● Dataset records:

* start *

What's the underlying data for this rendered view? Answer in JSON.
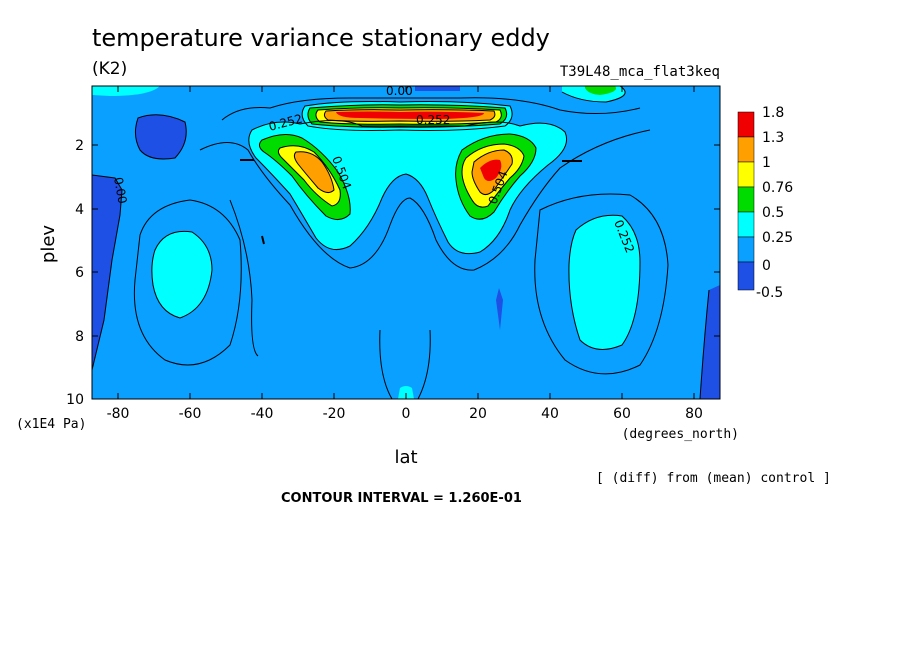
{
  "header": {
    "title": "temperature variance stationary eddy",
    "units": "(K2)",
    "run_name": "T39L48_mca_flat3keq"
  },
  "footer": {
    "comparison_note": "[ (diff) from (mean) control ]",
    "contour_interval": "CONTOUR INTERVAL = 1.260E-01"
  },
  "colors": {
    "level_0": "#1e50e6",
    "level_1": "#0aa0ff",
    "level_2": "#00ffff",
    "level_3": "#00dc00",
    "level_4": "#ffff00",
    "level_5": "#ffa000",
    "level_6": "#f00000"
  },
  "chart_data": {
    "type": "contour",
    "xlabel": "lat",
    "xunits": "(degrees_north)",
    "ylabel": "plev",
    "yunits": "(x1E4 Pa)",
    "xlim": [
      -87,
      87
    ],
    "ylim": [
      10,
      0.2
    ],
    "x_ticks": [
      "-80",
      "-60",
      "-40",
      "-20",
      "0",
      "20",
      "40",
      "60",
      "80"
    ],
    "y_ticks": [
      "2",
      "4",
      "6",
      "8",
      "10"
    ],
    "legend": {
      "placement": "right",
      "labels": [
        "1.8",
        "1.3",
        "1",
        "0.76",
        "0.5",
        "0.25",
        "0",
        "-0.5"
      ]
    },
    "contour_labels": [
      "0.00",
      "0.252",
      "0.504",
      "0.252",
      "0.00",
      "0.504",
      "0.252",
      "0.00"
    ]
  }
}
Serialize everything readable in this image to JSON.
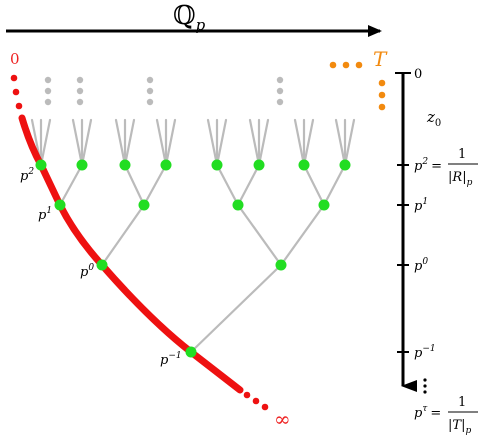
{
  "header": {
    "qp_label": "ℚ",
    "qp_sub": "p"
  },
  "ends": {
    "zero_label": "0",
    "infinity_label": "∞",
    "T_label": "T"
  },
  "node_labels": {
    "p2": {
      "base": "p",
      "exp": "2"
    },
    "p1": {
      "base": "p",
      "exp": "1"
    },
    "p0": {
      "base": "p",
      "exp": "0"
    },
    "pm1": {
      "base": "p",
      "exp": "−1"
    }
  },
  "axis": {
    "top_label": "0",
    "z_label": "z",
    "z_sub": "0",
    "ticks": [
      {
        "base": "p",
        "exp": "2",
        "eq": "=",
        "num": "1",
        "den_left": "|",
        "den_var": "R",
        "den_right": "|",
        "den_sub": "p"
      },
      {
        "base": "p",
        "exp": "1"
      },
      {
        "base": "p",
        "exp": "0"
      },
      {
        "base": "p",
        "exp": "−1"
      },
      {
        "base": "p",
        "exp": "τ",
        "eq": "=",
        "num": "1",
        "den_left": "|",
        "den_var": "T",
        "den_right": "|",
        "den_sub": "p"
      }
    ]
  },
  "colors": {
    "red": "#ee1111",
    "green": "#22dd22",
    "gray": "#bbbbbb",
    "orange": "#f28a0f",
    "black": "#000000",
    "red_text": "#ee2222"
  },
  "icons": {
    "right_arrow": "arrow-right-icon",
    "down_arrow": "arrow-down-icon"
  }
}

* end *

● Stated problem:
Report how many lines of the listing hold the string "arrow", giving only the number.

● Task output:
2